Goal: Print out every line, exactly as written.

※ ※ ※

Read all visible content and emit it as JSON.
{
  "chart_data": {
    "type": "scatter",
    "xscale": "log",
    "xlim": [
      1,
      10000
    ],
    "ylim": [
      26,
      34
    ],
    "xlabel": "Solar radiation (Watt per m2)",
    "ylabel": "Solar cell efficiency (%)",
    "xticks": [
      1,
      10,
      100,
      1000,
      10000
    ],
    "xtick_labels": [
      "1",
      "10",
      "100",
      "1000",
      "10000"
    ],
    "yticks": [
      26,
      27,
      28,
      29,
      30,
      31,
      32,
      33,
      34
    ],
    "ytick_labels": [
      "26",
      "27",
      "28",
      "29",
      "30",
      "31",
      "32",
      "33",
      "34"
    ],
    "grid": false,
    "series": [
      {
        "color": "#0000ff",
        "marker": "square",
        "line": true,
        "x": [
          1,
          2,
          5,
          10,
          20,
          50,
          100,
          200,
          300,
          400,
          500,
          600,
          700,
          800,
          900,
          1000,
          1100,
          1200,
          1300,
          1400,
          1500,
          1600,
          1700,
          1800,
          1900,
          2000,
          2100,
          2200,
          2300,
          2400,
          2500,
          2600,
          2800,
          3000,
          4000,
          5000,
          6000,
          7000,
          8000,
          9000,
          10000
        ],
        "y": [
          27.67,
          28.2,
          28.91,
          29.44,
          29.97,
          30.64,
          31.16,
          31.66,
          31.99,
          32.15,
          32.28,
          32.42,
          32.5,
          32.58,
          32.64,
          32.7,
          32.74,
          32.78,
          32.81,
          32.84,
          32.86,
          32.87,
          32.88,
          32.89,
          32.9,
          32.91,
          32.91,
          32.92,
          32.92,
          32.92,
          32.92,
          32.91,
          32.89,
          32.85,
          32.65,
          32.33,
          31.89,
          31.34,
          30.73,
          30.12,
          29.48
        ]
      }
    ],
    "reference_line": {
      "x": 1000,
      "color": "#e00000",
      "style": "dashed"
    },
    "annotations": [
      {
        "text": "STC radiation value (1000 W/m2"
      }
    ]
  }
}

※ ※ ※

Output for this task:
Read all visible content and emit it as JSON.
{
  "chart_data": {
    "type": "scatter",
    "xscale": "log",
    "xlim": [
      1,
      10000
    ],
    "ylim": [
      26,
      34
    ],
    "xlabel": "Solar radiation (Watt per m2)",
    "ylabel": "Solar cell efficiency (%)",
    "xticks": [
      1,
      10,
      100,
      1000,
      10000
    ],
    "xtick_labels": [
      "1",
      "10",
      "100",
      "1000",
      "10000"
    ],
    "yticks": [
      26,
      27,
      28,
      29,
      30,
      31,
      32,
      33,
      34
    ],
    "ytick_labels": [
      "26",
      "27",
      "28",
      "29",
      "30",
      "31",
      "32",
      "33",
      "34"
    ],
    "grid": false,
    "series": [
      {
        "color": "#0000ff",
        "marker": "square",
        "line": true,
        "x": [
          1,
          2,
          5,
          10,
          20,
          50,
          100,
          200,
          300,
          400,
          500,
          600,
          700,
          800,
          900,
          1000,
          1100,
          1200,
          1300,
          1400,
          1500,
          1600,
          1700,
          1800,
          1900,
          2000,
          2100,
          2200,
          2300,
          2400,
          2500,
          2600,
          2800,
          3000,
          4000,
          5000,
          6000,
          7000,
          8000,
          9000,
          10000
        ],
        "y": [
          27.67,
          28.2,
          28.91,
          29.44,
          29.97,
          30.64,
          31.16,
          31.66,
          31.99,
          32.15,
          32.28,
          32.42,
          32.5,
          32.58,
          32.64,
          32.7,
          32.74,
          32.78,
          32.81,
          32.84,
          32.86,
          32.87,
          32.88,
          32.89,
          32.9,
          32.91,
          32.91,
          32.92,
          32.92,
          32.92,
          32.92,
          32.91,
          32.89,
          32.85,
          32.65,
          32.33,
          31.89,
          31.34,
          30.73,
          30.12,
          29.48
        ]
      }
    ],
    "reference_line": {
      "x": 1000,
      "color": "#e00000",
      "style": "dashed"
    },
    "annotations": [
      {
        "text": "STC radiation value (1000 W/m2"
      }
    ]
  }
}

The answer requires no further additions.